§ **WORK TO COMPLETE**:
The records that follow are to be repeated exactly, with the pictures removed.

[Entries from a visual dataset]
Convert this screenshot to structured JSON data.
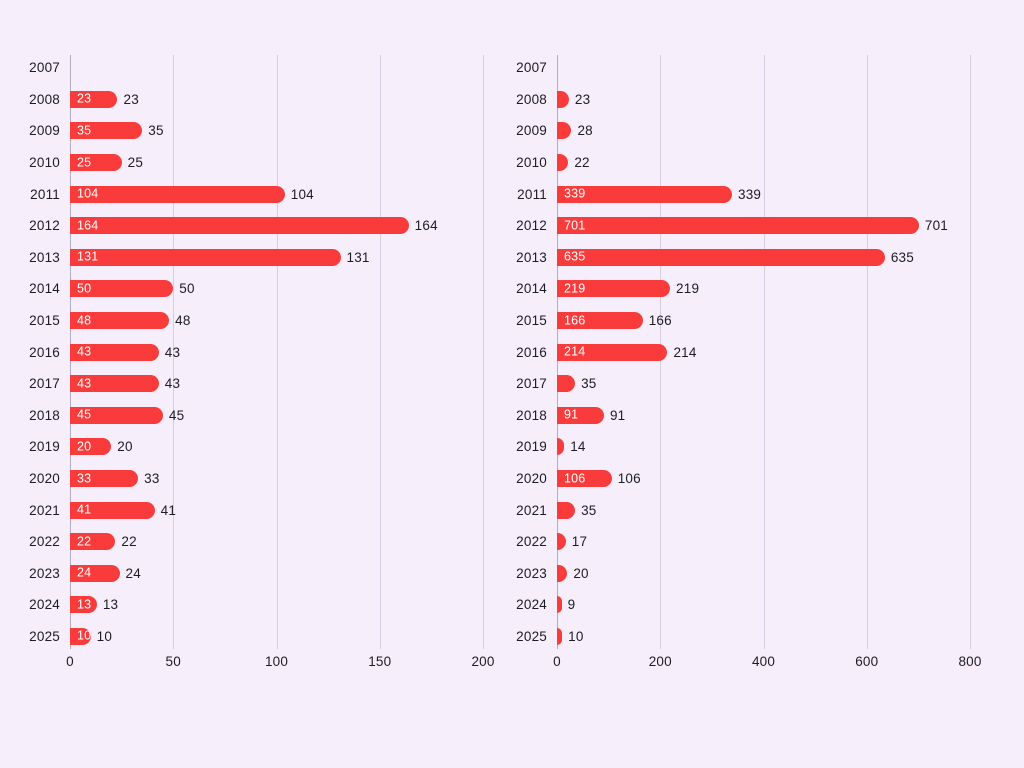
{
  "page": {
    "background_color": "#f6effb",
    "text_color": "#1c1c22"
  },
  "bar_style": {
    "color": "#f93b3b",
    "inside_label_color": "#ffffff",
    "outside_label_color": "#1c1c22"
  },
  "grid_style": {
    "line_color": "#d6cee0",
    "zero_line_color": "#b3adc0"
  },
  "chart_data": [
    {
      "type": "bar",
      "orientation": "horizontal",
      "position": "left",
      "categories": [
        "2007",
        "2008",
        "2009",
        "2010",
        "2011",
        "2012",
        "2013",
        "2014",
        "2015",
        "2016",
        "2017",
        "2018",
        "2019",
        "2020",
        "2021",
        "2022",
        "2023",
        "2024",
        "2025"
      ],
      "values": [
        null,
        23,
        35,
        25,
        104,
        164,
        131,
        50,
        48,
        43,
        43,
        45,
        20,
        33,
        41,
        22,
        24,
        13,
        10
      ],
      "xlim": [
        0,
        200
      ],
      "xticks": [
        0,
        50,
        100,
        150,
        200
      ],
      "grid": true,
      "legend": false,
      "value_labels": "inside bar (white) and right of bar (dark)"
    },
    {
      "type": "bar",
      "orientation": "horizontal",
      "position": "right",
      "categories": [
        "2007",
        "2008",
        "2009",
        "2010",
        "2011",
        "2012",
        "2013",
        "2014",
        "2015",
        "2016",
        "2017",
        "2018",
        "2019",
        "2020",
        "2021",
        "2022",
        "2023",
        "2024",
        "2025"
      ],
      "values": [
        null,
        23,
        28,
        22,
        339,
        701,
        635,
        219,
        166,
        214,
        35,
        91,
        14,
        106,
        35,
        17,
        20,
        9,
        10
      ],
      "xlim": [
        0,
        800
      ],
      "xticks": [
        0,
        200,
        400,
        600,
        800
      ],
      "grid": true,
      "legend": false,
      "value_labels": "inside bar (white, only when it fits) and right of bar (dark)"
    }
  ]
}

§ **TASK RESULT**:
Convert this screenshot to structured JSON data.
{
  "page": {
    "background_color": "#f6effb",
    "text_color": "#1c1c22"
  },
  "bar_style": {
    "color": "#f93b3b",
    "inside_label_color": "#ffffff",
    "outside_label_color": "#1c1c22"
  },
  "grid_style": {
    "line_color": "#d6cee0",
    "zero_line_color": "#b3adc0"
  },
  "chart_data": [
    {
      "type": "bar",
      "orientation": "horizontal",
      "position": "left",
      "categories": [
        "2007",
        "2008",
        "2009",
        "2010",
        "2011",
        "2012",
        "2013",
        "2014",
        "2015",
        "2016",
        "2017",
        "2018",
        "2019",
        "2020",
        "2021",
        "2022",
        "2023",
        "2024",
        "2025"
      ],
      "values": [
        null,
        23,
        35,
        25,
        104,
        164,
        131,
        50,
        48,
        43,
        43,
        45,
        20,
        33,
        41,
        22,
        24,
        13,
        10
      ],
      "xlim": [
        0,
        200
      ],
      "xticks": [
        0,
        50,
        100,
        150,
        200
      ],
      "grid": true,
      "legend": false,
      "value_labels": "inside bar (white) and right of bar (dark)"
    },
    {
      "type": "bar",
      "orientation": "horizontal",
      "position": "right",
      "categories": [
        "2007",
        "2008",
        "2009",
        "2010",
        "2011",
        "2012",
        "2013",
        "2014",
        "2015",
        "2016",
        "2017",
        "2018",
        "2019",
        "2020",
        "2021",
        "2022",
        "2023",
        "2024",
        "2025"
      ],
      "values": [
        null,
        23,
        28,
        22,
        339,
        701,
        635,
        219,
        166,
        214,
        35,
        91,
        14,
        106,
        35,
        17,
        20,
        9,
        10
      ],
      "xlim": [
        0,
        800
      ],
      "xticks": [
        0,
        200,
        400,
        600,
        800
      ],
      "grid": true,
      "legend": false,
      "value_labels": "inside bar (white, only when it fits) and right of bar (dark)"
    }
  ]
}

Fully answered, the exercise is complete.